##### Records provided
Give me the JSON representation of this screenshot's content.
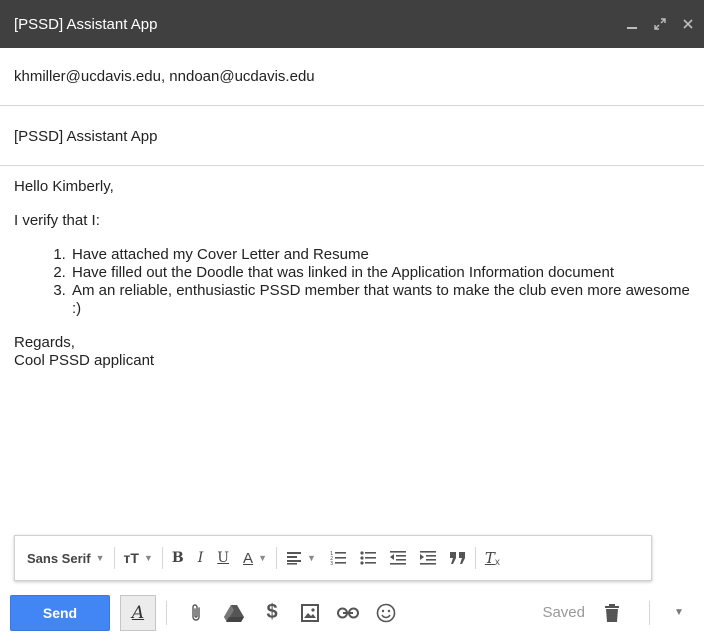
{
  "window": {
    "title": "[PSSD] Assistant App",
    "minimize_icon": "minimize-icon",
    "popout_icon": "popout-icon",
    "close_icon": "close-icon"
  },
  "compose": {
    "to": "khmiller@ucdavis.edu, nndoan@ucdavis.edu",
    "subject": "[PSSD] Assistant App"
  },
  "body": {
    "greeting": "Hello Kimberly,",
    "intro": "I verify that I:",
    "list": [
      "Have attached my Cover Letter and Resume",
      "Have filled out the Doodle that was linked in the Application Information document",
      "Am an reliable, enthusiastic PSSD member that wants to make the club even more awesome :)"
    ],
    "signoff": "Regards,",
    "signature": "Cool PSSD applicant"
  },
  "formatting": {
    "font": "Sans Serif",
    "size_glyph": "тT",
    "bold": "B",
    "italic": "I",
    "underline": "U",
    "text_color": "A",
    "remove_format": "T"
  },
  "actions": {
    "send_label": "Send",
    "format_toggle": "A",
    "saved_label": "Saved"
  },
  "colors": {
    "titlebar": "#404040",
    "send_button": "#4285f4"
  }
}
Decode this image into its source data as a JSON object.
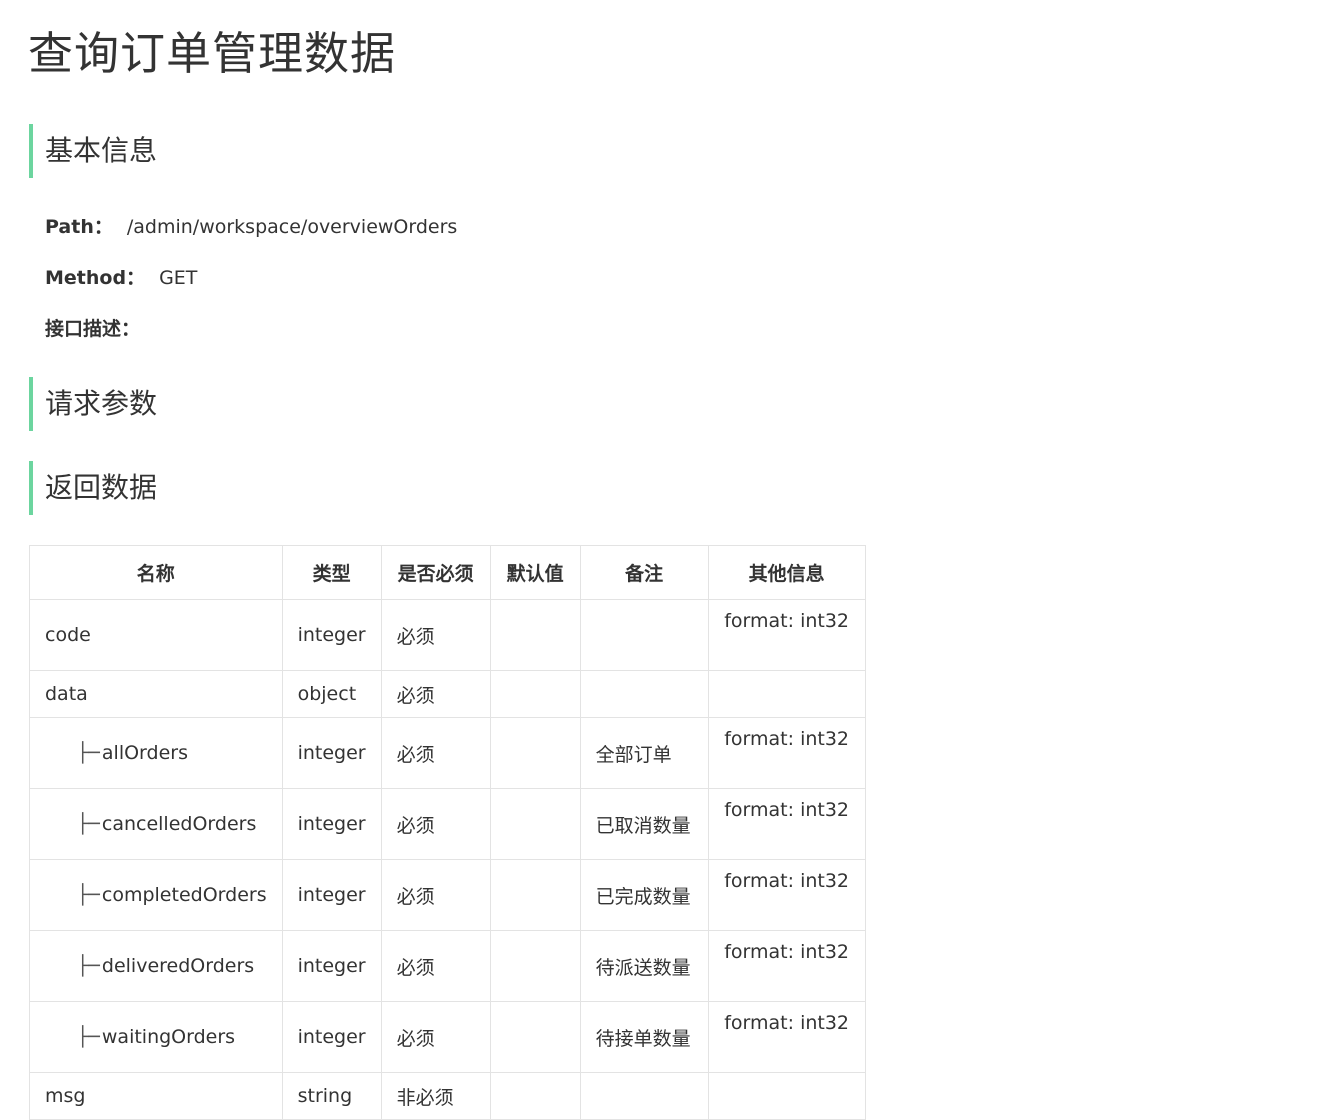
##########
Direction: Using the records above, list each line that includes "icon".

Response to this exercise:
    "minimize_icon": "minimize-icon",
    "popout_icon": "popout-icon",
    "close_icon": "close-icon"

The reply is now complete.